>>>>

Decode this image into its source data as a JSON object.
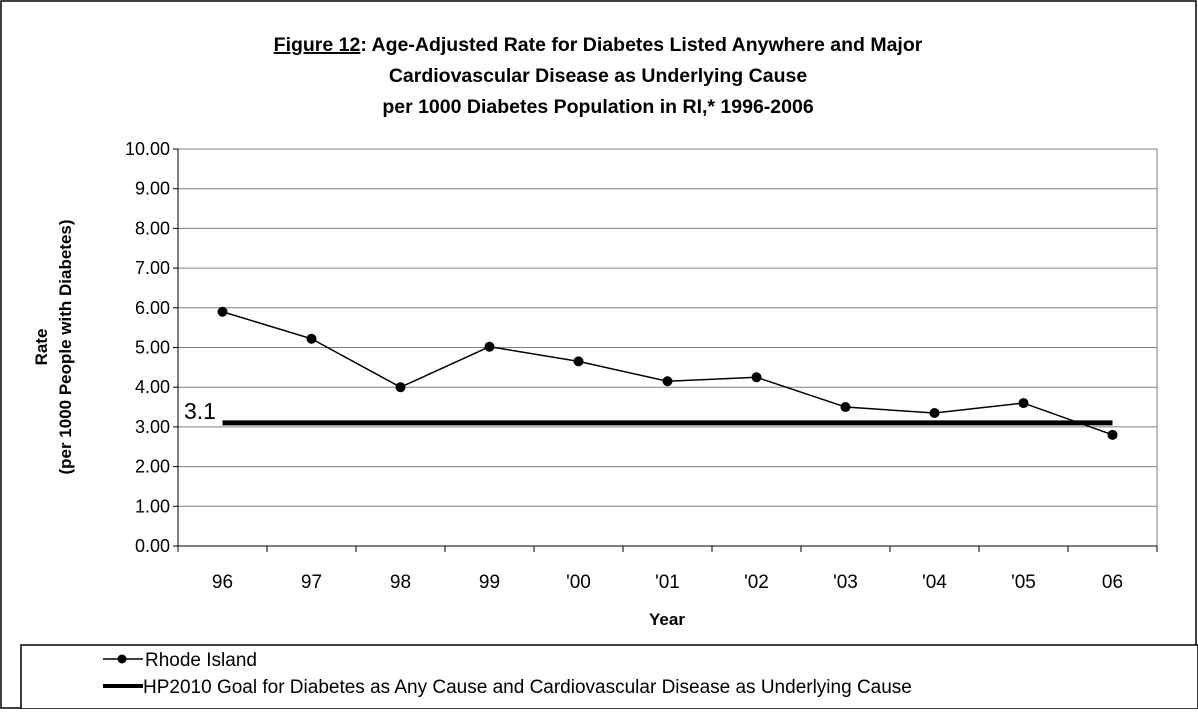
{
  "chart_data": {
    "type": "line",
    "title_prefix": "Figure 12",
    "title_line1_rest": ": Age-Adjusted Rate for Diabetes Listed Anywhere and Major",
    "title_line2": "Cardiovascular Disease as Underlying Cause",
    "title_line3": "per 1000 Diabetes Population in RI,* 1996-2006",
    "xlabel": "Year",
    "ylabel_line1": "Rate",
    "ylabel_line2": "(per 1000 People with Diabetes)",
    "categories": [
      "96",
      "97",
      "98",
      "99",
      "'00",
      "'01",
      "'02",
      "'03",
      "'04",
      "'05",
      "06"
    ],
    "ylim": [
      0,
      10
    ],
    "ytick_labels": [
      "0.00",
      "1.00",
      "2.00",
      "3.00",
      "4.00",
      "5.00",
      "6.00",
      "7.00",
      "8.00",
      "9.00",
      "10.00"
    ],
    "ytick_values": [
      0,
      1,
      2,
      3,
      4,
      5,
      6,
      7,
      8,
      9,
      10
    ],
    "grid": "horizontal",
    "legend_position": "bottom",
    "series": [
      {
        "name": "Rhode Island",
        "values": [
          5.9,
          5.22,
          4.0,
          5.02,
          4.65,
          4.15,
          4.25,
          3.5,
          3.35,
          3.6,
          2.8
        ],
        "color": "#000000",
        "marker": "circle"
      }
    ],
    "goal": {
      "name": "HP2010 Goal for Diabetes as Any Cause and Cardiovascular Disease as Underlying Cause",
      "value": 3.1,
      "label": "3.1",
      "color": "#000000"
    }
  }
}
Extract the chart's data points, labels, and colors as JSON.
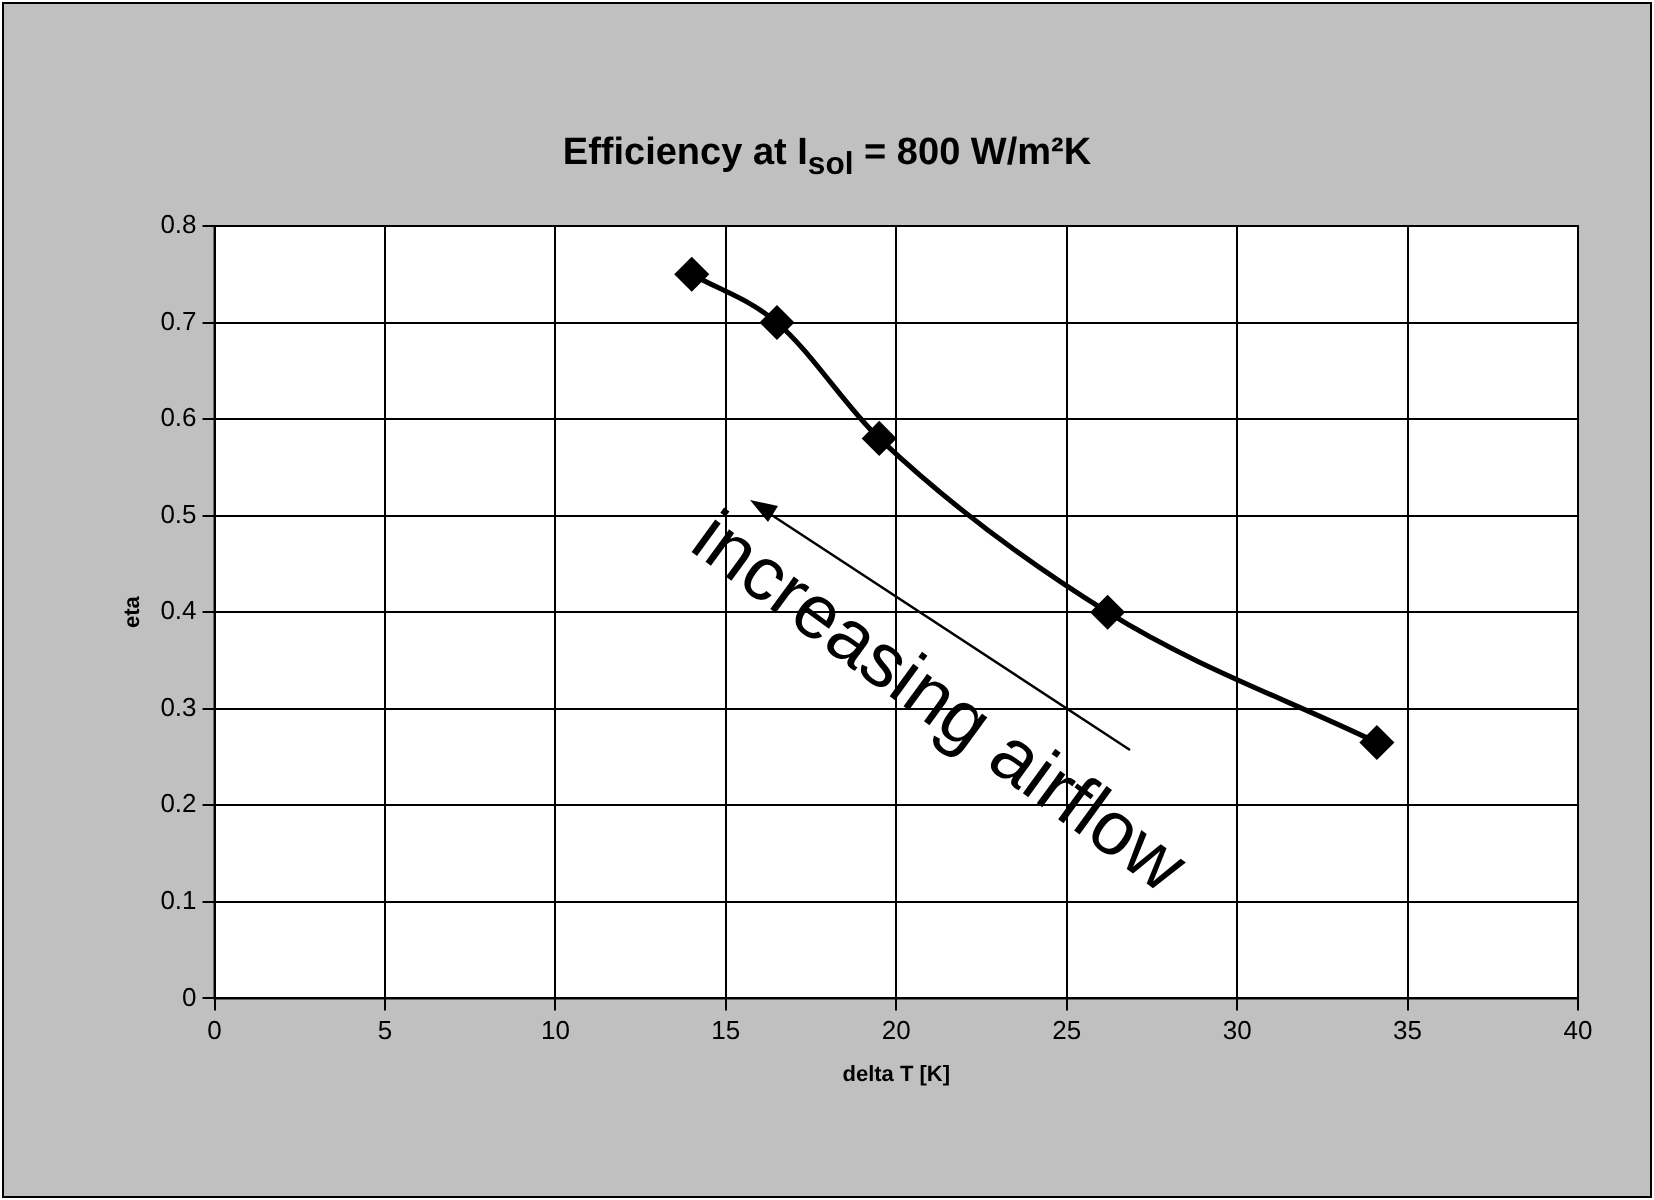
{
  "chart_data": {
    "type": "line",
    "title": "Efficiency at I$_{sol}$ = 800 W/m²K",
    "xlabel": "delta T [K]",
    "ylabel": "eta",
    "x": [
      14.0,
      16.5,
      19.5,
      26.2,
      34.1
    ],
    "series": [
      {
        "color": "#000000",
        "values": [
          0.75,
          0.7,
          0.58,
          0.4,
          0.265
        ]
      }
    ],
    "xlim": [
      0,
      40
    ],
    "xticks": [
      0,
      5,
      10,
      15,
      20,
      25,
      30,
      35,
      40
    ],
    "ylim": [
      0,
      0.8
    ],
    "yticks": [
      0,
      0.1,
      0.2,
      0.3,
      0.4,
      0.5,
      0.6,
      0.7,
      0.8
    ],
    "grid": true,
    "legend": false,
    "marker": "diamond",
    "line_style": "solid",
    "annotations": [
      "increasing airflow"
    ]
  }
}
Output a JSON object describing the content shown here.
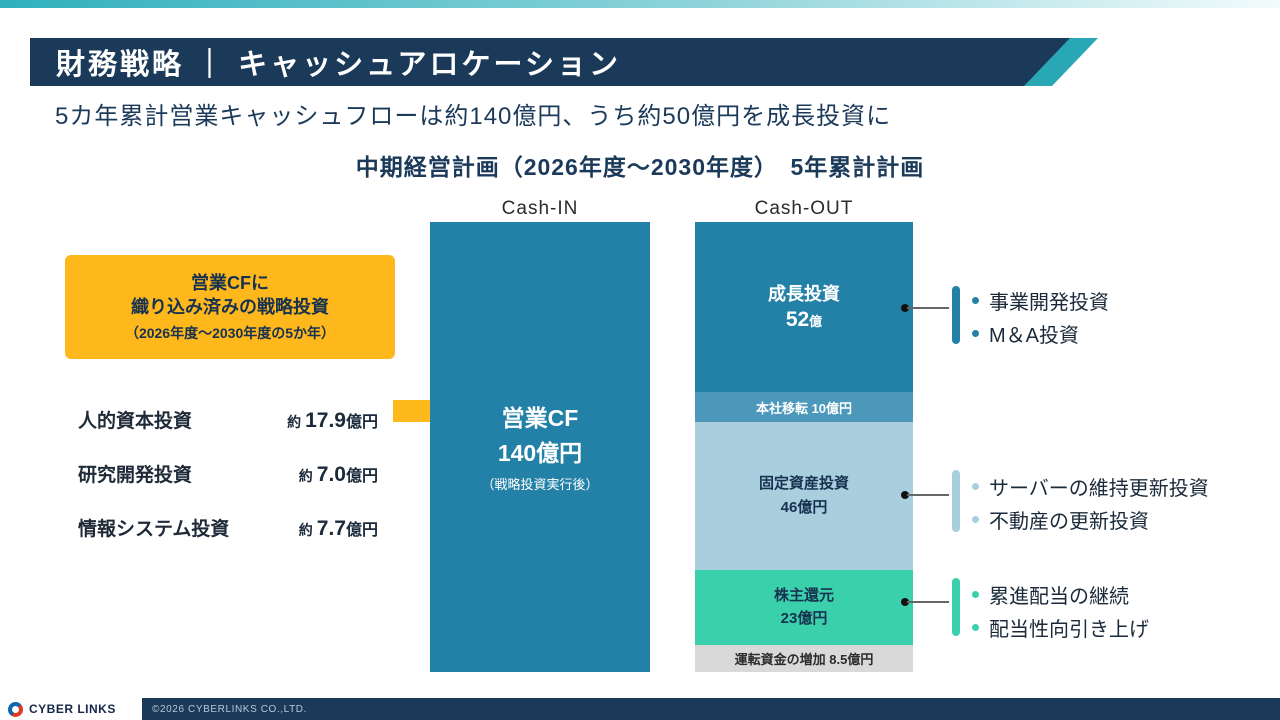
{
  "header": {
    "title": "財務戦略 ｜ キャッシュアロケーション"
  },
  "subtitle": "5カ年累計営業キャッシュフローは約140億円、うち約50億円を成長投資に",
  "section_title": "中期経営計画（2026年度～2030年度）　5年累計計画",
  "columns": {
    "cash_in_label": "Cash-IN",
    "cash_out_label": "Cash-OUT"
  },
  "strategic_box": {
    "line1": "営業CFに",
    "line2": "織り込み済みの戦略投資",
    "line3": "（2026年度～2030年度の5か年）"
  },
  "investments": [
    {
      "label": "人的資本投資",
      "prefix": "約",
      "amount": "17.9",
      "unit": "億円"
    },
    {
      "label": "研究開発投資",
      "prefix": "約",
      "amount": "7.0",
      "unit": "億円"
    },
    {
      "label": "情報システム投資",
      "prefix": "約",
      "amount": "7.7",
      "unit": "億円"
    }
  ],
  "cash_in": {
    "line1": "営業CF",
    "line2": "140億円",
    "line3": "（戦略投資実行後）"
  },
  "cash_out": {
    "growth": {
      "label": "成長投資",
      "value": "52",
      "unit": "億"
    },
    "hq": {
      "text": "本社移転 10億円"
    },
    "fixed": {
      "label": "固定資産投資",
      "value": "46億円"
    },
    "shareholder": {
      "label": "株主還元",
      "value": "23億円"
    },
    "working": {
      "text": "運転資金の増加 8.5億円"
    }
  },
  "annotations": {
    "growth": {
      "items": [
        "事業開発投資",
        "M＆A投資"
      ]
    },
    "fixed": {
      "items": [
        "サーバーの維持更新投資",
        "不動産の更新投資"
      ]
    },
    "shareholder": {
      "items": [
        "累進配当の継続",
        "配当性向引き上げ"
      ]
    }
  },
  "chart_data": {
    "type": "bar",
    "title": "中期経営計画（2026年度～2030年度） 5年累計計画",
    "unit": "億円",
    "stacked": true,
    "categories": [
      "Cash-IN",
      "Cash-OUT"
    ],
    "bars": [
      {
        "name": "Cash-IN",
        "segments": [
          {
            "label": "営業CF（戦略投資実行後）",
            "value": 140
          }
        ]
      },
      {
        "name": "Cash-OUT",
        "segments": [
          {
            "label": "成長投資",
            "value": 52
          },
          {
            "label": "本社移転",
            "value": 10
          },
          {
            "label": "固定資産投資",
            "value": 46
          },
          {
            "label": "株主還元",
            "value": 23
          },
          {
            "label": "運転資金の増加",
            "value": 8.5
          }
        ]
      }
    ],
    "ylim": [
      0,
      140
    ]
  },
  "colors": {
    "navy": "#1b3a5a",
    "teal_accent": "#2aa7b5",
    "bar_blue": "#2380a6",
    "hq_blue": "#4b98bb",
    "light_blue": "#a9cede",
    "green": "#3bd0ac",
    "gray": "#d9d9d9",
    "yellow": "#ffb81c"
  },
  "footer": {
    "logo_text": "CYBER LINKS",
    "copyright": "©2026 CYBERLINKS CO.,LTD."
  }
}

<<<<

▸ INSTRUCTION: Go through the records above, find every line with the word "Disease", and list those lines.

▸ RESPONSE BELOW:
    "title_line2": "Cardiovascular Disease as Underlying Cause",
      "name": "HP2010 Goal for Diabetes as Any Cause and Cardiovascular Disease as Underlying Cause",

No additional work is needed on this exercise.